Material for the task:
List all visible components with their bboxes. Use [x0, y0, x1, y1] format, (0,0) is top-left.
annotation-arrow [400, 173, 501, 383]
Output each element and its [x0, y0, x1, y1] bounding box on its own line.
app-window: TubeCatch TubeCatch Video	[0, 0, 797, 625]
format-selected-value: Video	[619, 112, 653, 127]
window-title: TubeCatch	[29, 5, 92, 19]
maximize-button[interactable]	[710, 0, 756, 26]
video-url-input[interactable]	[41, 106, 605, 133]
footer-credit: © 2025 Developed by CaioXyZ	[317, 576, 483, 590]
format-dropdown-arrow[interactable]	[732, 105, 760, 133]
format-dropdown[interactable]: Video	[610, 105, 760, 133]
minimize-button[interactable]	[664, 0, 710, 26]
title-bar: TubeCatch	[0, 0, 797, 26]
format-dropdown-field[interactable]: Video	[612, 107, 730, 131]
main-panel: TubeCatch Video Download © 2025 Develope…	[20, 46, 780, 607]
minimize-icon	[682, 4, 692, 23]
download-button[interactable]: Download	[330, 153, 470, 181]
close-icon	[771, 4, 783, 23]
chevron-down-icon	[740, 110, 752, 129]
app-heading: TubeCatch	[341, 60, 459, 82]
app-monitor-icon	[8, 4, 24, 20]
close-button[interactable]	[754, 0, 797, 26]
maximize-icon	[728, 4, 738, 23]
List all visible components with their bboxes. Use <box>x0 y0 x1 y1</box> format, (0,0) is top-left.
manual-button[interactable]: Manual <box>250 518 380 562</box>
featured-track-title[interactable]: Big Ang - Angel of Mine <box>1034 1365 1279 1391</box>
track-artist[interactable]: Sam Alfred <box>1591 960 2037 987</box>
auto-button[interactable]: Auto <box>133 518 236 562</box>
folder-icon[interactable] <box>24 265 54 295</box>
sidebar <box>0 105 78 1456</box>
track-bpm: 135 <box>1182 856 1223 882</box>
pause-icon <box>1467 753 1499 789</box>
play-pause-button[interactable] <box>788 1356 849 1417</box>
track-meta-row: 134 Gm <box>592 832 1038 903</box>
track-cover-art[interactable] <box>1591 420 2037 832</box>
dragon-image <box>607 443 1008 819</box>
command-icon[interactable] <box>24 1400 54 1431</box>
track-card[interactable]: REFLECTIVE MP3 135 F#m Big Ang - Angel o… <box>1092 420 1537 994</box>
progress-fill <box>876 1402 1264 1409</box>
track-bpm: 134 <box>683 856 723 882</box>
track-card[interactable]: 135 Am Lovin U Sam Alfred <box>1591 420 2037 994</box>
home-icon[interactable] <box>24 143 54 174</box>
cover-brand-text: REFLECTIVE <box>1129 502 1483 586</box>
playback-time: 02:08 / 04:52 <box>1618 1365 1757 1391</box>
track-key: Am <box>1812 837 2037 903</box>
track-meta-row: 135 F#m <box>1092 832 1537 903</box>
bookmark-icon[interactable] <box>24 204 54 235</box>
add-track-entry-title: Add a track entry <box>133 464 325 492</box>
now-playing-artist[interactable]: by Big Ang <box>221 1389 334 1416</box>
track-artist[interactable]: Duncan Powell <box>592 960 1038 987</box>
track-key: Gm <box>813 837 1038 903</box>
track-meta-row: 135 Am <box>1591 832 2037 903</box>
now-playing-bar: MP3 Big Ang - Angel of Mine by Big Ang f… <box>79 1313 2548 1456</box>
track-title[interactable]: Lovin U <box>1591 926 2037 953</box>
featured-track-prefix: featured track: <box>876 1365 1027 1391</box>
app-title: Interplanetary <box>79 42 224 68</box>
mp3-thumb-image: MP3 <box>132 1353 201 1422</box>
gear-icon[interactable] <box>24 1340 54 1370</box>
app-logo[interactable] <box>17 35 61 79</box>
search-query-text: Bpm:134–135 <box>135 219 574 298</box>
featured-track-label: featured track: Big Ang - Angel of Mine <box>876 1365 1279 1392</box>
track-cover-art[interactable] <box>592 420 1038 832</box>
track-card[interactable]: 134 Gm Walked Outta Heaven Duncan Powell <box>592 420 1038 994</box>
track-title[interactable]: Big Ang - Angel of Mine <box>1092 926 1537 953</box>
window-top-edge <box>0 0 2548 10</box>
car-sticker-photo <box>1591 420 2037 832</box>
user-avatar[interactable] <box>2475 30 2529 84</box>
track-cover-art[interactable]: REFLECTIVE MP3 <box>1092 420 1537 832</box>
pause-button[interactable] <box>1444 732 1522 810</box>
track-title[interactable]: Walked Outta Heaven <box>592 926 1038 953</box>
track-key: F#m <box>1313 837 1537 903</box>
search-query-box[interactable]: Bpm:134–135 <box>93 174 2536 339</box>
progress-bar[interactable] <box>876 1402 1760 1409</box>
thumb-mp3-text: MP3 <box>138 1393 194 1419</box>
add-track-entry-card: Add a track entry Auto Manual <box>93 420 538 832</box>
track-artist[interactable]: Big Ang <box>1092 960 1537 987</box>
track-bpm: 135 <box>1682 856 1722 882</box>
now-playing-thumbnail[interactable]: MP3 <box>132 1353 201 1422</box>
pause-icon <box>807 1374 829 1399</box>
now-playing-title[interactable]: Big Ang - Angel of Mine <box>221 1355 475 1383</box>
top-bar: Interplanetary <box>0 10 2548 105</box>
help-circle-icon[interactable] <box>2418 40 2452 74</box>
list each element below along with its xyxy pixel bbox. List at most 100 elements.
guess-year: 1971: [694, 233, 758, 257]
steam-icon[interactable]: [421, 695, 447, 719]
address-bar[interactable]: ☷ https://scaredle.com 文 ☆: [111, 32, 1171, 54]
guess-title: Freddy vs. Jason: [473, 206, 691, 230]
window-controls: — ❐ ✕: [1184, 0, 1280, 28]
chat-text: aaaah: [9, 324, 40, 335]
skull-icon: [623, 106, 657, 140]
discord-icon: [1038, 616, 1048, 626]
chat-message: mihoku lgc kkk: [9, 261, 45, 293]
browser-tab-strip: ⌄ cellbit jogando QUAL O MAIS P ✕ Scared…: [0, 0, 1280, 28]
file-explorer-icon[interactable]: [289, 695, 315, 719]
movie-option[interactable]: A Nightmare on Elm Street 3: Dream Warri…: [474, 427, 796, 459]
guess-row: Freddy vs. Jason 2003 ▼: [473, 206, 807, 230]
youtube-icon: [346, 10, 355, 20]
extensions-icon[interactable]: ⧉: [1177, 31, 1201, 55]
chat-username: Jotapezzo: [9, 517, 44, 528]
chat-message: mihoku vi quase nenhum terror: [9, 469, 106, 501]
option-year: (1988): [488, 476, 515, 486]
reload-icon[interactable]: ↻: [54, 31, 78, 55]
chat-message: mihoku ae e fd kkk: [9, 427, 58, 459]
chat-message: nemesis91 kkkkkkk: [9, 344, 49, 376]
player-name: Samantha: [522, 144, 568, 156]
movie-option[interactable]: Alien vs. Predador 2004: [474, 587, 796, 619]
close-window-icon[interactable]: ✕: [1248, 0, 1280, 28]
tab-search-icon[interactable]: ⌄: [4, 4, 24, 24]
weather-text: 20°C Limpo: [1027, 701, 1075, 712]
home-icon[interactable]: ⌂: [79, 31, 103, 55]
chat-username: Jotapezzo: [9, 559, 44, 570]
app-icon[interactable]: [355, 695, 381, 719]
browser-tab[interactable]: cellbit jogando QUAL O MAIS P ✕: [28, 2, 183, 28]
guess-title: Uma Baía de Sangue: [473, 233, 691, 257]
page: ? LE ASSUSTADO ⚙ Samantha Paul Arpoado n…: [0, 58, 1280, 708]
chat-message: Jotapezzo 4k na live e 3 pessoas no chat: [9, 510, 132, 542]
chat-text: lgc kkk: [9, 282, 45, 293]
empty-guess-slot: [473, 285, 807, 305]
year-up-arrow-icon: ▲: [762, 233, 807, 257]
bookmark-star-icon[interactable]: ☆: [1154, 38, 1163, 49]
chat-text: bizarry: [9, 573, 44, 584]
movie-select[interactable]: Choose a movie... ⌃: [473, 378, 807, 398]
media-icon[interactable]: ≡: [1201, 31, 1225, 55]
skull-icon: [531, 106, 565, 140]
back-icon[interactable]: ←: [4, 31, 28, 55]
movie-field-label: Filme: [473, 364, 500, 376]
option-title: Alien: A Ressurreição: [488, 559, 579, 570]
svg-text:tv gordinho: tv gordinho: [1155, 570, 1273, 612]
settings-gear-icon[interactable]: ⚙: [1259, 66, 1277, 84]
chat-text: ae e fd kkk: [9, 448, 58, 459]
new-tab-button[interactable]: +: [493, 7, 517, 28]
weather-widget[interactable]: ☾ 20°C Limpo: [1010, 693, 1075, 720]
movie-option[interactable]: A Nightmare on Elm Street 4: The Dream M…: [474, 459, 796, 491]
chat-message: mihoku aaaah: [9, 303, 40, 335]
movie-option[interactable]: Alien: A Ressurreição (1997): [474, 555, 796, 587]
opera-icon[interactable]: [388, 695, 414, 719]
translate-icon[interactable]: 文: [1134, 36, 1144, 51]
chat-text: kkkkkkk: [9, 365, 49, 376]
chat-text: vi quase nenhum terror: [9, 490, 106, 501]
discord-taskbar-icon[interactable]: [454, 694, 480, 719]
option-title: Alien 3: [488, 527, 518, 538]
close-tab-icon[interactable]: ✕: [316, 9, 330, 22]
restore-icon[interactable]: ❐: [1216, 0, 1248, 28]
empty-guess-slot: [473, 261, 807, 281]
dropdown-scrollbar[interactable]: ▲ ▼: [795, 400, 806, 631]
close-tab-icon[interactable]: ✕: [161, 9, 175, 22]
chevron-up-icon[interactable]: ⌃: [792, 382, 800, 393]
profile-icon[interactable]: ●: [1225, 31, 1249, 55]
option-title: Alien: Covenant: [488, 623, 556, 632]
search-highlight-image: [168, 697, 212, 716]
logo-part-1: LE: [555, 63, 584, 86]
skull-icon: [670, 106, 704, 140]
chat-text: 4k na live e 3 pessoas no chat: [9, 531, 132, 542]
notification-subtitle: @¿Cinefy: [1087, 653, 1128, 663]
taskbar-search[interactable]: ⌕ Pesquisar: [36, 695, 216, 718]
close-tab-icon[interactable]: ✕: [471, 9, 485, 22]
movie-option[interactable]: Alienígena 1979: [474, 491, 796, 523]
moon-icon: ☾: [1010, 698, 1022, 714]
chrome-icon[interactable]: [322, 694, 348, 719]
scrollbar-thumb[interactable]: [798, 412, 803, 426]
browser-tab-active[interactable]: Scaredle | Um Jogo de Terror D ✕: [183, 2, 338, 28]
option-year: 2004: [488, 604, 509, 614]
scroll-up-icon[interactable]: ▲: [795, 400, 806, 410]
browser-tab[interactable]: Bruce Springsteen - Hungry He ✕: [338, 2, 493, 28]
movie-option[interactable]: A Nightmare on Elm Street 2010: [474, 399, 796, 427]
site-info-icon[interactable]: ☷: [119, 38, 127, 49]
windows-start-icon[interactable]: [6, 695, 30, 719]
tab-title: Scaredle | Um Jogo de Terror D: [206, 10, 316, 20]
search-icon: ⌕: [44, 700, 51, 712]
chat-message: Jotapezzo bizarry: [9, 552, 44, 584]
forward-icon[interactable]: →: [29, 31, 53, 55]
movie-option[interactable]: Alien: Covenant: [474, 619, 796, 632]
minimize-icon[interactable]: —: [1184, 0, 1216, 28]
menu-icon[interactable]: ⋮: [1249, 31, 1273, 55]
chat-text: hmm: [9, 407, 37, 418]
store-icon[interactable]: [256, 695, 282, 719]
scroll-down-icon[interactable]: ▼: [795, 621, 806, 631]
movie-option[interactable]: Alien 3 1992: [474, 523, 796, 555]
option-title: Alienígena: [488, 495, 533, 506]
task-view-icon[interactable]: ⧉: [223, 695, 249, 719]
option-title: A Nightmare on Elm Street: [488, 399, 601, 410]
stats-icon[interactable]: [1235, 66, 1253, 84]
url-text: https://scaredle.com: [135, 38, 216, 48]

Problem requirements: Reproduce verbatim everything from the first line of the entries down to and including the line that contains "app-window: TubeCatch TubeCatch".

Output for this task:
List all visible components with their bboxes. Use [x0, y0, x1, y1] format, (0,0) is top-left.
annotation-arrow [400, 173, 501, 383]
Output each element and its [x0, y0, x1, y1] bounding box on its own line.
app-window: TubeCatch TubeCatch Video	[0, 0, 797, 625]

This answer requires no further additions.